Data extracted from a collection
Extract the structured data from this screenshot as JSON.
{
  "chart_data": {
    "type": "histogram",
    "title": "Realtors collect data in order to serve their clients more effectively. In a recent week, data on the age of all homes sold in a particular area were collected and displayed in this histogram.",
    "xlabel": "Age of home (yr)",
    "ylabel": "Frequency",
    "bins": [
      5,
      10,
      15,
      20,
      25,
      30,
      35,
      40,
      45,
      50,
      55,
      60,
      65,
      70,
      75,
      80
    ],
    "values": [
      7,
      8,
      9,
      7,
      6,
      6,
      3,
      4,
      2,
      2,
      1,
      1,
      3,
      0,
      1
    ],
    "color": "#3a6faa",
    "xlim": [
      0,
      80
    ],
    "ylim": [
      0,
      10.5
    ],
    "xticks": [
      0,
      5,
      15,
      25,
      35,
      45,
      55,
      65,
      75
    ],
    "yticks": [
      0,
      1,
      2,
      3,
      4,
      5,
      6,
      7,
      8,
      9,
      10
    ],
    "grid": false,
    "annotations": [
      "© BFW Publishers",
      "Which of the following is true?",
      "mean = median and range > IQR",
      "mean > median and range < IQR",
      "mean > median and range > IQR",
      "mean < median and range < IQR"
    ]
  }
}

▸ Goal: Word for word, extract all the records.

▸ Solution to the exercise:
Extract the structured data from this screenshot as JSON.
{
  "chart_data": {
    "type": "histogram",
    "title": "Realtors collect data in order to serve their clients more effectively. In a recent week, data on the age of all homes sold in a particular area were collected and displayed in this histogram.",
    "xlabel": "Age of home (yr)",
    "ylabel": "Frequency",
    "bins": [
      5,
      10,
      15,
      20,
      25,
      30,
      35,
      40,
      45,
      50,
      55,
      60,
      65,
      70,
      75,
      80
    ],
    "values": [
      7,
      8,
      9,
      7,
      6,
      6,
      3,
      4,
      2,
      2,
      1,
      1,
      3,
      0,
      1
    ],
    "color": "#3a6faa",
    "xlim": [
      0,
      80
    ],
    "ylim": [
      0,
      10.5
    ],
    "xticks": [
      0,
      5,
      15,
      25,
      35,
      45,
      55,
      65,
      75
    ],
    "yticks": [
      0,
      1,
      2,
      3,
      4,
      5,
      6,
      7,
      8,
      9,
      10
    ],
    "grid": false,
    "annotations": [
      "© BFW Publishers",
      "Which of the following is true?",
      "mean = median and range > IQR",
      "mean > median and range < IQR",
      "mean > median and range > IQR",
      "mean < median and range < IQR"
    ]
  }
}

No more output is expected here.